# The request
Repeat all of the records below with "USD Million" swapped for "USD Billion" and every other character left as it is.

# Extracted entries
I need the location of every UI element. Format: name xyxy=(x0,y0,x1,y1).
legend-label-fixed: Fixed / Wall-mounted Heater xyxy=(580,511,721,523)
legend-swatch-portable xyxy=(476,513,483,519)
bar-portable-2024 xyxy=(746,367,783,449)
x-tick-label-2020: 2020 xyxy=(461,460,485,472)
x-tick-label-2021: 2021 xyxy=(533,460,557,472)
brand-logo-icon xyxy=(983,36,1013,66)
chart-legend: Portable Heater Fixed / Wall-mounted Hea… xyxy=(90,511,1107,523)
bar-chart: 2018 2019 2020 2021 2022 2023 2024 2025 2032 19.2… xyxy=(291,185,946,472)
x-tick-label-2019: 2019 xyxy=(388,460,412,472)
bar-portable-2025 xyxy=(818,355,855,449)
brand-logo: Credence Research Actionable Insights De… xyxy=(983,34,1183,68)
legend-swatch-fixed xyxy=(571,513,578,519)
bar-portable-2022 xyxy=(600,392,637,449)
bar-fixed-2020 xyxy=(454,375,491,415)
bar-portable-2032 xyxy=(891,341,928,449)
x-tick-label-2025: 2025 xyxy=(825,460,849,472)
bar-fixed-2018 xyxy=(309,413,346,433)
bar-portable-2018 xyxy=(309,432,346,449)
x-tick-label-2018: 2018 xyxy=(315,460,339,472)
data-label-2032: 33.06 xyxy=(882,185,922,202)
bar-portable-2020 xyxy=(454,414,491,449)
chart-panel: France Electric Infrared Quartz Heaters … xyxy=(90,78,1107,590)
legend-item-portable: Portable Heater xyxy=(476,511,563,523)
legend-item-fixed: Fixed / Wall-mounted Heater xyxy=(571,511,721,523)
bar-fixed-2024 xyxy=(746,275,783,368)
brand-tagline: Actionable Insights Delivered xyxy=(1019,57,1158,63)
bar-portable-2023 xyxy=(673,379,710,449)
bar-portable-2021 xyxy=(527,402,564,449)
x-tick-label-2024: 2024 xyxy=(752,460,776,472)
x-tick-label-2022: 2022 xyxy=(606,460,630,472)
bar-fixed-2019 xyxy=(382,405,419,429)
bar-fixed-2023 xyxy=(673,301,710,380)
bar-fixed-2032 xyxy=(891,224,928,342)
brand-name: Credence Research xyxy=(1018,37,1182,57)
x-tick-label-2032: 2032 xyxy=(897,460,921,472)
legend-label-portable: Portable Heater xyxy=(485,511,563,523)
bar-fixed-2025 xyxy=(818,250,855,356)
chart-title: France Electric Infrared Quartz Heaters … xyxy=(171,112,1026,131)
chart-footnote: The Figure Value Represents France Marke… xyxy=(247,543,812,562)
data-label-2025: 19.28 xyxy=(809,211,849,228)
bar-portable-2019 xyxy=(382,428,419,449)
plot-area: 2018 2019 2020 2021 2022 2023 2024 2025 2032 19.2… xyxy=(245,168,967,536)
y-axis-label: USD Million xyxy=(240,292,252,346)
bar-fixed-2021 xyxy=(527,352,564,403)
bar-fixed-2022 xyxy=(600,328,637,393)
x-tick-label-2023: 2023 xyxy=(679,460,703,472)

# Result of the task
I need the location of every UI element. Format: name xyxy=(x0,y0,x1,y1).
legend-label-fixed: Fixed / Wall-mounted Heater xyxy=(580,511,721,523)
legend-swatch-portable xyxy=(476,513,483,519)
bar-portable-2024 xyxy=(746,367,783,449)
x-tick-label-2020: 2020 xyxy=(461,460,485,472)
x-tick-label-2021: 2021 xyxy=(533,460,557,472)
brand-logo-icon xyxy=(983,36,1013,66)
chart-legend: Portable Heater Fixed / Wall-mounted Hea… xyxy=(90,511,1107,523)
bar-chart: 2018 2019 2020 2021 2022 2023 2024 2025 2032 19.2… xyxy=(291,185,946,472)
x-tick-label-2019: 2019 xyxy=(388,460,412,472)
bar-portable-2025 xyxy=(818,355,855,449)
brand-logo: Credence Research Actionable Insights De… xyxy=(983,34,1183,68)
legend-swatch-fixed xyxy=(571,513,578,519)
bar-portable-2022 xyxy=(600,392,637,449)
bar-fixed-2020 xyxy=(454,375,491,415)
bar-portable-2032 xyxy=(891,341,928,449)
x-tick-label-2025: 2025 xyxy=(825,460,849,472)
bar-fixed-2018 xyxy=(309,413,346,433)
bar-portable-2018 xyxy=(309,432,346,449)
x-tick-label-2018: 2018 xyxy=(315,460,339,472)
data-label-2032: 33.06 xyxy=(882,185,922,202)
bar-portable-2020 xyxy=(454,414,491,449)
chart-panel: France Electric Infrared Quartz Heaters … xyxy=(90,78,1107,590)
legend-item-portable: Portable Heater xyxy=(476,511,563,523)
legend-item-fixed: Fixed / Wall-mounted Heater xyxy=(571,511,721,523)
bar-fixed-2024 xyxy=(746,275,783,368)
brand-tagline: Actionable Insights Delivered xyxy=(1019,57,1158,63)
bar-portable-2023 xyxy=(673,379,710,449)
bar-portable-2021 xyxy=(527,402,564,449)
x-tick-label-2024: 2024 xyxy=(752,460,776,472)
x-tick-label-2022: 2022 xyxy=(606,460,630,472)
bar-fixed-2019 xyxy=(382,405,419,429)
bar-fixed-2023 xyxy=(673,301,710,380)
bar-fixed-2032 xyxy=(891,224,928,342)
brand-name: Credence Research xyxy=(1018,37,1182,57)
x-tick-label-2032: 2032 xyxy=(897,460,921,472)
legend-label-portable: Portable Heater xyxy=(485,511,563,523)
bar-fixed-2025 xyxy=(818,250,855,356)
chart-title: France Electric Infrared Quartz Heaters … xyxy=(171,112,1026,131)
chart-footnote: The Figure Value Represents France Marke… xyxy=(247,543,812,562)
data-label-2025: 19.28 xyxy=(809,211,849,228)
bar-portable-2019 xyxy=(382,428,419,449)
plot-area: 2018 2019 2020 2021 2022 2023 2024 2025 2032 19.2… xyxy=(245,168,967,536)
y-axis-label: USD Billion xyxy=(240,292,252,346)
bar-fixed-2021 xyxy=(527,352,564,403)
bar-fixed-2022 xyxy=(600,328,637,393)
x-tick-label-2023: 2023 xyxy=(679,460,703,472)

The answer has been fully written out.